- Source document:
__________________________________________________

= Shortwave bands =

List of shortwave radio spectrum bands

Shortwave bands are frequency allocations for use within the shortwave radio spectrum (the upper medium frequency [MF] band and all of the high frequency [HF] band). Radio waves in these frequency ranges can be used for very long distance (transcontinental) communication because they can reflect off layers of charged particles in the ionosphere and return to Earth beyond the horizon, a mechanism called skywave or “skip” propagation. They are allocated by the ITU for radio services such as maritime communications, international shortwave broadcasting and worldwide amateur radio. The bands are conventionally named by their wavelength (λ) in metres, for example the ‘20 meter band’. Radio propagation and possible communication distances vary depending on the time of day, the season and the level of solar activity.

==International broadcast bands==

These bands are used by powerful long range AM radio stations, many operated by governments, which broadcast to multiple countries. Most international broadcasters use amplitude modulation with 5 kHz steps between channels; a few use single sideband or reduced carrier single sideband modulation. The World Radiocommunication Conference (WRC), organized under the auspices of the International Telecommunication Union, allocates bands for various services in periodic conferences. The most recent WRC took place in 2012. At WRC-97 in 1997, the following bands were allocated for international broadcasting:

| Band (λ) | Frequency range (MHz) | Remarks |
|---|---|---|
| 120 m | 2.3–2.495 | Mostly used locally in tropical regions, with time stations at 2.5 MHz. Although this is regarded as shortwave, it is a medium frequency band. |
| 90 m | 3.2–3.4 | Mostly used locally in tropical regions, with limited long-distance reception at night. |
| 75 m | 3.9–4 | Mostly used in the Eastern Hemisphere after dark; not widely received in North and South America. Shared with the North American amateur radio 80 m band. |
| 60 m | 4.75–4.995 | Mostly used locally in tropical regions, especially Brazil, although widely usable at night. Time stations use 5 MHz. |
| 49 m | 5.9–6.2 | Good year-round night band; daytime (long distance) reception poor |
| 41 m | 7.2–7.45 | Reception varies by region—reasonably good night reception, but few transmitters in this band target North America. According to the WRC-03 Decisions on HF broadcasting, in International Telecommunication Union regions 1 and 3, the segment 7.1–7.2 MHz is reserved for amateur radio use and there are no new broadcasting allocations in this portion of the band. 7.35–7.4 MHz is newly allocated; in Regions 1 and 3, 7.4–7.45 MHz was also allocated effective March 29, 2009. In Region 2, 7.2–7.3 MHz is part of the amateur radio 40 m band. |
| 31 m | 9.4–9.9 | Most heavily used band. Good year-round night band; seasonal during the day, with best reception in winter. Time stations are clustered around 10 MHz. |
| 25 m | 11.6–12.1 | Generally best during summer and the period before and after sunset year-round |
| 22 m | 13.57–13.87 | Substantially used in Eurasia. Similar to the 19 m band; best in summer. |
| 19 m | 15.1–15.8 | Day reception good, night reception variable; best during summer. Time stations such as WWV use 15 MHz. |
| 16 m | 17.48–17.9 | Day reception good; night reception varies seasonally, with summer best. |
| 15 m | 18.9–19.02 | Lightly utilized; may become a Digital Radio Mondiale (DRM) band in future |
| 13 m | 21.45–21.85 | Erratic daytime reception, with very little night reception. Similar to 11 metres, but long-distance daytime broadcasting (best on north–south paths) keeps this band active in the Asia-Pacific region. |
| 11 m | 25.67–26.1 | Seldom used. Daytime reception is poor in the low solar cycle, but potentially excellent when the solar cycle (generally indicated by the number of sunspots) is high. Nighttime reception nonexistent, except for local groundwave propagation. DRM has proposed that this band be used for local digital shortwave broadcasts, testing the concept in Mexico City in 2005. Citizens band (CB) allocation in most countries, is slightly higher in frequency than the broadcasting 11m band. There are reports of pirate CB radio users operating equipment on frequencies as low as 25.615 MHz. In the United States, this band is also shared with remote pickup units (RPUs), from 25.87 to 26.1 MHz in FM mode. |

Particularly in the United States and at frequencies under 10 MHz, shortwave broadcasters may operate in between those bands in bands allocated for fixed service, with the 60-meter band extending as high as 5.13 MHz, the 49-meter band down to 5.8 MHz, the 41-meter band as high as 7.78 MHz and the 31-meter band extending as low as 9.265 MHz.

__________________________________________________

- Material:
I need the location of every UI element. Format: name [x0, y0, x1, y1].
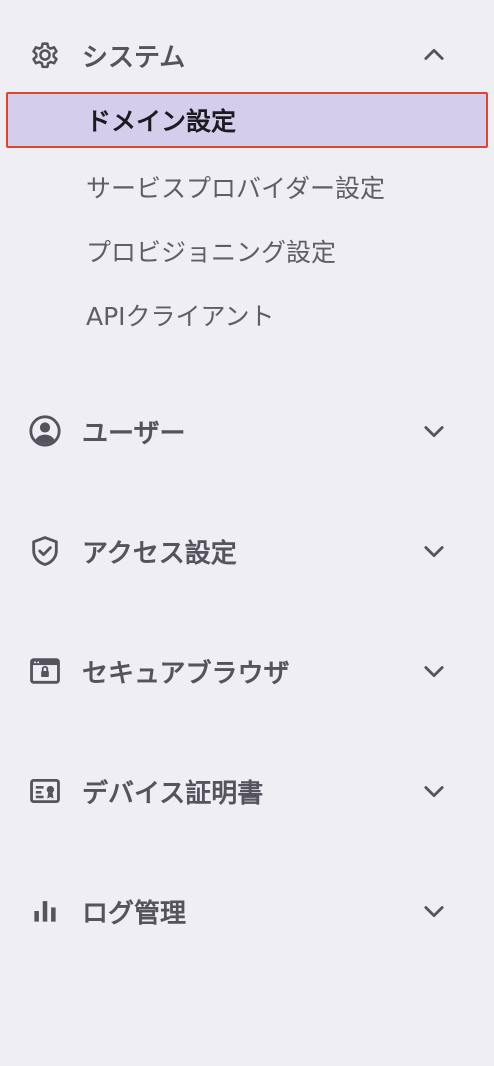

__________________________________________________

- Instructions for the task: Condense the paragraph beginning "Shortwave bands are frequency allocations" from the shortwave bands text above into a brief bulleted list that keeps its main facts.

- Result:
- Shortwave bands are frequency allocations within the shortwave radio spectrum, which covers the upper medium frequency (MF) band and all of the high frequency (HF) band.
- These radio waves can reach transcontinental distances by reflecting off charged layers in the ionosphere and returning to Earth beyond the horizon. This is called skywave or "skip" propagation.
- The ITU allocates the bands for services such as maritime communications, international shortwave broadcasting and worldwide amateur radio.
- Bands are conventionally named by their wavelength in meters, for example the "20 meter band."
- Propagation and possible communication distances vary with the time of day, the season and the level of solar activity.